What the exercise asks:
Find each line with the string "this" and copy it.

(Saved entries)
*-*-*

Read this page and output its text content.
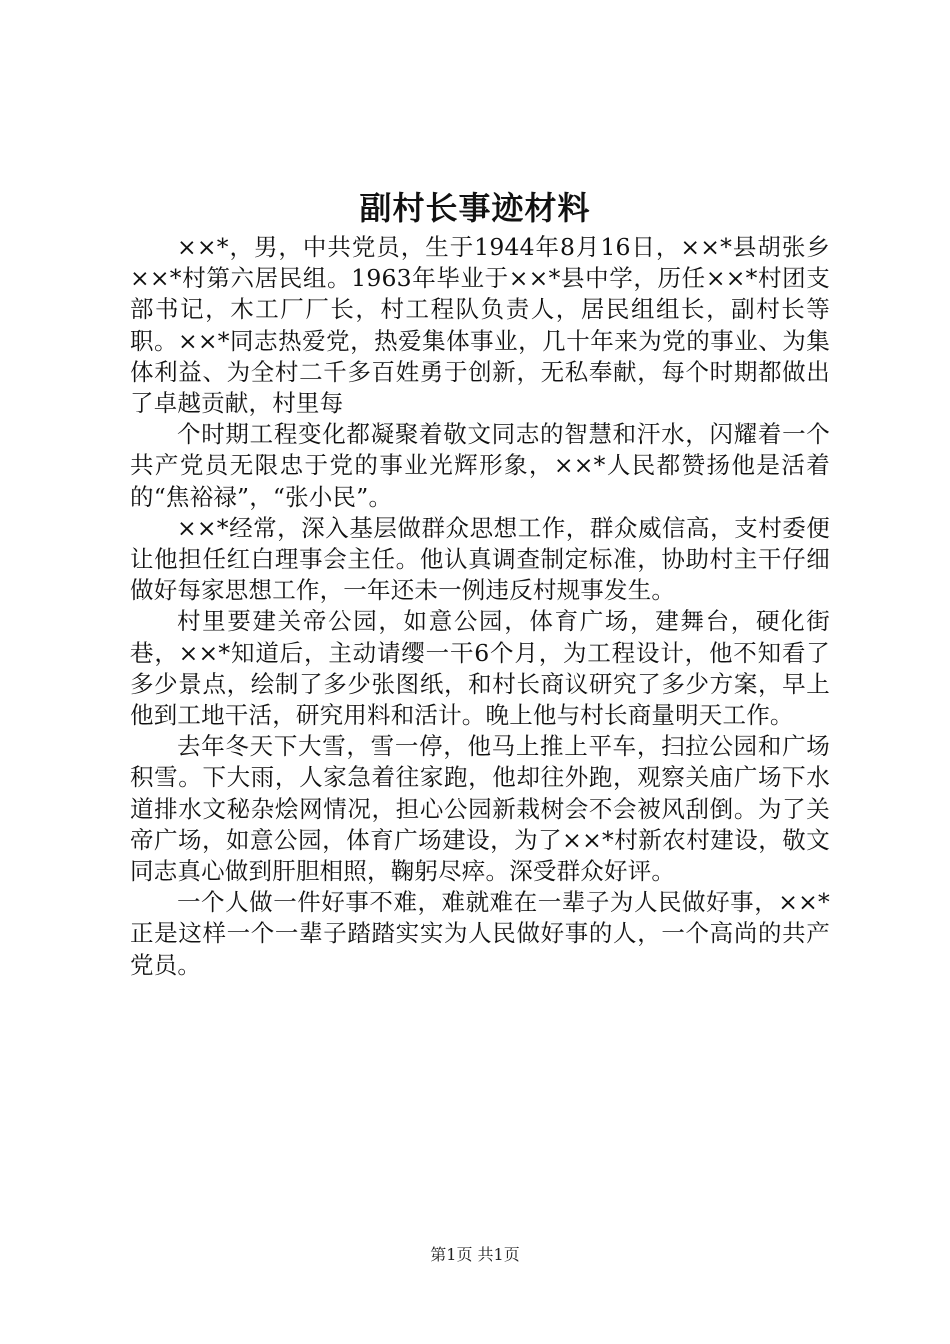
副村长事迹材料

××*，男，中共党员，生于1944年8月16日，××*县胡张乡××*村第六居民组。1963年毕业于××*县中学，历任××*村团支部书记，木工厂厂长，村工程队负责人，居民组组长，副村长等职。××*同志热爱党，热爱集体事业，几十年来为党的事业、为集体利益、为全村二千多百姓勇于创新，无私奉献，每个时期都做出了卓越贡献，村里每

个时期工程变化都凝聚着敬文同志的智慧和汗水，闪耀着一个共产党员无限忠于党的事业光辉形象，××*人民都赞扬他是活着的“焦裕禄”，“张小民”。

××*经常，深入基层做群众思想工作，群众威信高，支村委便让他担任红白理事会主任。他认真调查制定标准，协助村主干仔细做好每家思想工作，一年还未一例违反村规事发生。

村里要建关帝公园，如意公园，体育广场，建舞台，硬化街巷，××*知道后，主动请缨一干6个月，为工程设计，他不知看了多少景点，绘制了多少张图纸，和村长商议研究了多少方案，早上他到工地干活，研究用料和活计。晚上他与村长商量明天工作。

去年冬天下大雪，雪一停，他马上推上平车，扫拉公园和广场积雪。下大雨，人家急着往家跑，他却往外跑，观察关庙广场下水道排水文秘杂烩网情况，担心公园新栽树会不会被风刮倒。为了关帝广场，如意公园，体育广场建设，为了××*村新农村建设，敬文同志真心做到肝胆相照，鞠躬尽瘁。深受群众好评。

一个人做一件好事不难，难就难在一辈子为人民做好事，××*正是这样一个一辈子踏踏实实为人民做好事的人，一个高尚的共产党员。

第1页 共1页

*-*-*

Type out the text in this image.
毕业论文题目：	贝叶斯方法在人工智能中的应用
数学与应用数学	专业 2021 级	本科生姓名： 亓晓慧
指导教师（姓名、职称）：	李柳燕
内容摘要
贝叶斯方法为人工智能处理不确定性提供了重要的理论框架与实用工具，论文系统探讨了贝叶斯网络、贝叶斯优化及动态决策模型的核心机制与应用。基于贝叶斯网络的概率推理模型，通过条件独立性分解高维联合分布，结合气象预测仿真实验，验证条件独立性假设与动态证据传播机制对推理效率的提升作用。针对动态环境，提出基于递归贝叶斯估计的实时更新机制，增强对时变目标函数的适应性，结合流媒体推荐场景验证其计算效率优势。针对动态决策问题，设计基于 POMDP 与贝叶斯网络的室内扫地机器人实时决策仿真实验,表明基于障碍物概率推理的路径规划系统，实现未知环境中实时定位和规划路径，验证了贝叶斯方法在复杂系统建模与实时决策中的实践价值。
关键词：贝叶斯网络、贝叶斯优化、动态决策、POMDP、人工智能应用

*-*-*

Solved exercise:
Read this page and output its text content.
Type out the text in this image.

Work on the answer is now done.